START Records for this task

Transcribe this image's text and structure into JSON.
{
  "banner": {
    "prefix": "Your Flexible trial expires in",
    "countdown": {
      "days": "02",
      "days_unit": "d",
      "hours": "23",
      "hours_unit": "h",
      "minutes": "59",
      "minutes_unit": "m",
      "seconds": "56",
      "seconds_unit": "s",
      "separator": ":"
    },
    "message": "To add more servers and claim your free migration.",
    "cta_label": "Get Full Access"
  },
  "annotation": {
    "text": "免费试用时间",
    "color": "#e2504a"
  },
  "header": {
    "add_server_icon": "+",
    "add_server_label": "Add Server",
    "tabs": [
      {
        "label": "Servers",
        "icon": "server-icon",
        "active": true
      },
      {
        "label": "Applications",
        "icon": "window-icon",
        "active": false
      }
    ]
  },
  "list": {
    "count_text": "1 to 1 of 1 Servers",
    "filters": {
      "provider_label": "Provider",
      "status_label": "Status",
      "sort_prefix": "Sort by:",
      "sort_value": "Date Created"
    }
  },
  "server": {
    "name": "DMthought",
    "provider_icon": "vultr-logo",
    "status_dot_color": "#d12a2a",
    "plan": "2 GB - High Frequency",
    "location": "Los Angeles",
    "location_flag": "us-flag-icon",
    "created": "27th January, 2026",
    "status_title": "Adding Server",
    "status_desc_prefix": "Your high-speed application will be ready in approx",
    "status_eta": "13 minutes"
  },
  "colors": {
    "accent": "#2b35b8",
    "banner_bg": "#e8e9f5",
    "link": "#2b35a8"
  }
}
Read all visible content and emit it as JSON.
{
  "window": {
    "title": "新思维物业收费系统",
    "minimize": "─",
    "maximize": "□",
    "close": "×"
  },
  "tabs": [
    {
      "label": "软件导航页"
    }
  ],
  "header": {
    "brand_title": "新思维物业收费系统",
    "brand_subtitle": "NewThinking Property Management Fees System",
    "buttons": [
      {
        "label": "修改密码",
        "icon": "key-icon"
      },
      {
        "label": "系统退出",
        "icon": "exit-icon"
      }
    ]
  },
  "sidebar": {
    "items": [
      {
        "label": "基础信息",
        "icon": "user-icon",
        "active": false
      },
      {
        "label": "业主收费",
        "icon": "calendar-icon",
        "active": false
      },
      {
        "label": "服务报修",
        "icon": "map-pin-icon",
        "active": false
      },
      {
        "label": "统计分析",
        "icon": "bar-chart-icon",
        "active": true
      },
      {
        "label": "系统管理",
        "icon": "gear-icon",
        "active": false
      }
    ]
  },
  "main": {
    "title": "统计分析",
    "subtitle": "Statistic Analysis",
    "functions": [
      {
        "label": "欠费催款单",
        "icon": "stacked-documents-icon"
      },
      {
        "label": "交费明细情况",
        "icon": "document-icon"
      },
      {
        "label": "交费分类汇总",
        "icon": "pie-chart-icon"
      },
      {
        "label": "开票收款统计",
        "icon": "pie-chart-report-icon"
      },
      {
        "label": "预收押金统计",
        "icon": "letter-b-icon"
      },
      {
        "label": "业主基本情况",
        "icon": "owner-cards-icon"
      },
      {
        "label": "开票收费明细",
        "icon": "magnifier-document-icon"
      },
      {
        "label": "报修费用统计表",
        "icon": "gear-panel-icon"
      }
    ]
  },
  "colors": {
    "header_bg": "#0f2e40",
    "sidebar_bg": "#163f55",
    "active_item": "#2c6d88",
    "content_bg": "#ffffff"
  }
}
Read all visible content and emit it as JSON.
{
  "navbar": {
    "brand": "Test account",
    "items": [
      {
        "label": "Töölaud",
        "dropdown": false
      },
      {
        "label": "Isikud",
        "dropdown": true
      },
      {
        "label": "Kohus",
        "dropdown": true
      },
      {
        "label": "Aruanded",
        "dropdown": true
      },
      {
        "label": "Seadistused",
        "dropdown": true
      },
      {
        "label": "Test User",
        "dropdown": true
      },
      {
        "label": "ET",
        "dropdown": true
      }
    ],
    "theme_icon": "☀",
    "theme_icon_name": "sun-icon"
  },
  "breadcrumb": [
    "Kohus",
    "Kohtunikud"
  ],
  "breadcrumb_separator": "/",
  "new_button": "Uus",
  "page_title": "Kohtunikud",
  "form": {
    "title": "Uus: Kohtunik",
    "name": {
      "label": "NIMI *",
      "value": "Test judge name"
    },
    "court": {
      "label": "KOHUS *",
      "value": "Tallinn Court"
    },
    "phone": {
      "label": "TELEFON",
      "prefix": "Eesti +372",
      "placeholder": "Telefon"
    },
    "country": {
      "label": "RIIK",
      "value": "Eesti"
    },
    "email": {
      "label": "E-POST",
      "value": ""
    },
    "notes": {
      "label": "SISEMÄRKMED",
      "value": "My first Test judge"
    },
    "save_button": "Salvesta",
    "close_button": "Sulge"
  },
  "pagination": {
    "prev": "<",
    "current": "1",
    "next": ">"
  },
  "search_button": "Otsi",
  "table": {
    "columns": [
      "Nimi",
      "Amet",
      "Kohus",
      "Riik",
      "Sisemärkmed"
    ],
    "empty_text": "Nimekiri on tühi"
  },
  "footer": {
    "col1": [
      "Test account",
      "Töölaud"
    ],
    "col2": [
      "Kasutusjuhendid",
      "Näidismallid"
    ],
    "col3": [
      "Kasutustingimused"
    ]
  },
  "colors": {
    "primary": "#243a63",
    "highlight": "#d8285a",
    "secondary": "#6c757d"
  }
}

END Records for this task

Copy out each line above, character for character.

> **Output for this task**
Transcribe this image's text and structure into JSON.
{
  "banner": {
    "prefix": "Your Flexible trial expires in",
    "countdown": {
      "days": "02",
      "days_unit": "d",
      "hours": "23",
      "hours_unit": "h",
      "minutes": "59",
      "minutes_unit": "m",
      "seconds": "56",
      "seconds_unit": "s",
      "separator": ":"
    },
    "message": "To add more servers and claim your free migration.",
    "cta_label": "Get Full Access"
  },
  "annotation": {
    "text": "免费试用时间",
    "color": "#e2504a"
  },
  "header": {
    "add_server_icon": "+",
    "add_server_label": "Add Server",
    "tabs": [
      {
        "label": "Servers",
        "icon": "server-icon",
        "active": true
      },
      {
        "label": "Applications",
        "icon": "window-icon",
        "active": false
      }
    ]
  },
  "list": {
    "count_text": "1 to 1 of 1 Servers",
    "filters": {
      "provider_label": "Provider",
      "status_label": "Status",
      "sort_prefix": "Sort by:",
      "sort_value": "Date Created"
    }
  },
  "server": {
    "name": "DMthought",
    "provider_icon": "vultr-logo",
    "status_dot_color": "#d12a2a",
    "plan": "2 GB - High Frequency",
    "location": "Los Angeles",
    "location_flag": "us-flag-icon",
    "created": "27th January, 2026",
    "status_title": "Adding Server",
    "status_desc_prefix": "Your high-speed application will be ready in approx",
    "status_eta": "13 minutes"
  },
  "colors": {
    "accent": "#2b35b8",
    "banner_bg": "#e8e9f5",
    "link": "#2b35a8"
  }
}
Read all visible content and emit it as JSON.
{
  "window": {
    "title": "新思维物业收费系统",
    "minimize": "─",
    "maximize": "□",
    "close": "×"
  },
  "tabs": [
    {
      "label": "软件导航页"
    }
  ],
  "header": {
    "brand_title": "新思维物业收费系统",
    "brand_subtitle": "NewThinking Property Management Fees System",
    "buttons": [
      {
        "label": "修改密码",
        "icon": "key-icon"
      },
      {
        "label": "系统退出",
        "icon": "exit-icon"
      }
    ]
  },
  "sidebar": {
    "items": [
      {
        "label": "基础信息",
        "icon": "user-icon",
        "active": false
      },
      {
        "label": "业主收费",
        "icon": "calendar-icon",
        "active": false
      },
      {
        "label": "服务报修",
        "icon": "map-pin-icon",
        "active": false
      },
      {
        "label": "统计分析",
        "icon": "bar-chart-icon",
        "active": true
      },
      {
        "label": "系统管理",
        "icon": "gear-icon",
        "active": false
      }
    ]
  },
  "main": {
    "title": "统计分析",
    "subtitle": "Statistic Analysis",
    "functions": [
      {
        "label": "欠费催款单",
        "icon": "stacked-documents-icon"
      },
      {
        "label": "交费明细情况",
        "icon": "document-icon"
      },
      {
        "label": "交费分类汇总",
        "icon": "pie-chart-icon"
      },
      {
        "label": "开票收款统计",
        "icon": "pie-chart-report-icon"
      },
      {
        "label": "预收押金统计",
        "icon": "letter-b-icon"
      },
      {
        "label": "业主基本情况",
        "icon": "owner-cards-icon"
      },
      {
        "label": "开票收费明细",
        "icon": "magnifier-document-icon"
      },
      {
        "label": "报修费用统计表",
        "icon": "gear-panel-icon"
      }
    ]
  },
  "colors": {
    "header_bg": "#0f2e40",
    "sidebar_bg": "#163f55",
    "active_item": "#2c6d88",
    "content_bg": "#ffffff"
  }
}
Read all visible content and emit it as JSON.
{
  "navbar": {
    "brand": "Test account",
    "items": [
      {
        "label": "Töölaud",
        "dropdown": false
      },
      {
        "label": "Isikud",
        "dropdown": true
      },
      {
        "label": "Kohus",
        "dropdown": true
      },
      {
        "label": "Aruanded",
        "dropdown": true
      },
      {
        "label": "Seadistused",
        "dropdown": true
      },
      {
        "label": "Test User",
        "dropdown": true
      },
      {
        "label": "ET",
        "dropdown": true
      }
    ],
    "theme_icon": "☀",
    "theme_icon_name": "sun-icon"
  },
  "breadcrumb": [
    "Kohus",
    "Kohtunikud"
  ],
  "breadcrumb_separator": "/",
  "new_button": "Uus",
  "page_title": "Kohtunikud",
  "form": {
    "title": "Uus: Kohtunik",
    "name": {
      "label": "NIMI *",
      "value": "Test judge name"
    },
    "court": {
      "label": "KOHUS *",
      "value": "Tallinn Court"
    },
    "phone": {
      "label": "TELEFON",
      "prefix": "Eesti +372",
      "placeholder": "Telefon"
    },
    "country": {
      "label": "RIIK",
      "value": "Eesti"
    },
    "email": {
      "label": "E-POST",
      "value": ""
    },
    "notes": {
      "label": "SISEMÄRKMED",
      "value": "My first Test judge"
    },
    "save_button": "Salvesta",
    "close_button": "Sulge"
  },
  "pagination": {
    "prev": "<",
    "current": "1",
    "next": ">"
  },
  "search_button": "Otsi",
  "table": {
    "columns": [
      "Nimi",
      "Amet",
      "Kohus",
      "Riik",
      "Sisemärkmed"
    ],
    "empty_text": "Nimekiri on tühi"
  },
  "footer": {
    "col1": [
      "Test account",
      "Töölaud"
    ],
    "col2": [
      "Kasutusjuhendid",
      "Näidismallid"
    ],
    "col3": [
      "Kasutustingimused"
    ]
  },
  "colors": {
    "primary": "#243a63",
    "highlight": "#d8285a",
    "secondary": "#6c757d"
  }
}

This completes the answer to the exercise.